__Directive__
Copy the data exactly as it appears, and do not include any pictures.
━━ Dataset records ━━
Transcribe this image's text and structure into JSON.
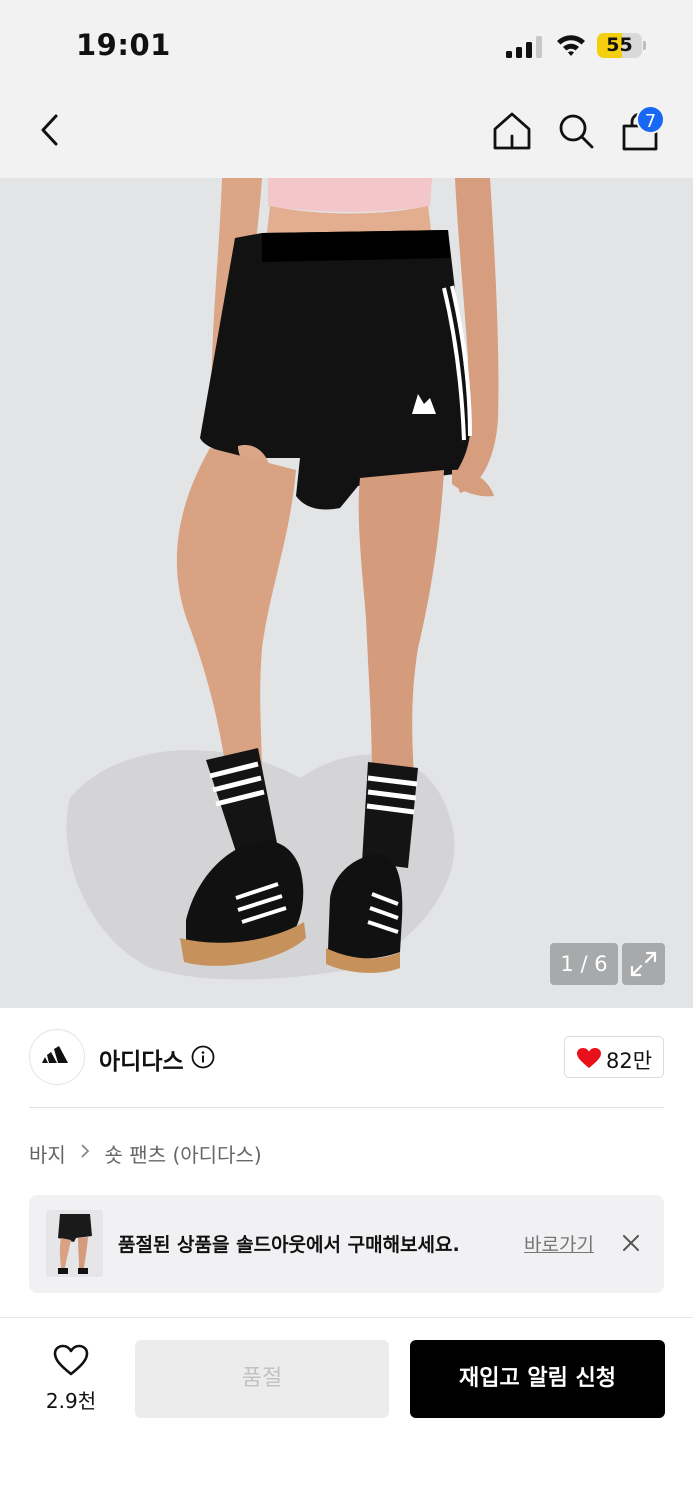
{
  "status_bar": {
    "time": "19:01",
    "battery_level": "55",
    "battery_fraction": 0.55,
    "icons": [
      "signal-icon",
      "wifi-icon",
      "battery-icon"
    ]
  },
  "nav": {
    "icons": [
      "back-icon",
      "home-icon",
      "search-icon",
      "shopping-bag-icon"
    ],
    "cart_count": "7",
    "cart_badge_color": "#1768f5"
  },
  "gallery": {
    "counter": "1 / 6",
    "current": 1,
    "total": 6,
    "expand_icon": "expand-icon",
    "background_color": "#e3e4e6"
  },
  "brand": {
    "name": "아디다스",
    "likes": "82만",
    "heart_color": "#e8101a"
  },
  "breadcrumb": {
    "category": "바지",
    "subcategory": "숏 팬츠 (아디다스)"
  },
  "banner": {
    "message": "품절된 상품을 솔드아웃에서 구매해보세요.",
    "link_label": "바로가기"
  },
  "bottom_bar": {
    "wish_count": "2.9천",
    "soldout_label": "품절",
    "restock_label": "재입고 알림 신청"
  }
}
━━━
__Response to this exercise__
Transcribe this image's text and structure into JSON.
{
  "status_bar": {
    "time": "19:01",
    "battery_level": "55",
    "battery_fraction": 0.55,
    "icons": [
      "signal-icon",
      "wifi-icon",
      "battery-icon"
    ]
  },
  "nav": {
    "icons": [
      "back-icon",
      "home-icon",
      "search-icon",
      "shopping-bag-icon"
    ],
    "cart_count": "7",
    "cart_badge_color": "#1768f5"
  },
  "gallery": {
    "counter": "1 / 6",
    "current": 1,
    "total": 6,
    "expand_icon": "expand-icon",
    "background_color": "#e3e4e6"
  },
  "brand": {
    "name": "아디다스",
    "likes": "82만",
    "heart_color": "#e8101a"
  },
  "breadcrumb": {
    "category": "바지",
    "subcategory": "숏 팬츠 (아디다스)"
  },
  "banner": {
    "message": "품절된 상품을 솔드아웃에서 구매해보세요.",
    "link_label": "바로가기"
  },
  "bottom_bar": {
    "wish_count": "2.9천",
    "soldout_label": "품절",
    "restock_label": "재입고 알림 신청"
  }
}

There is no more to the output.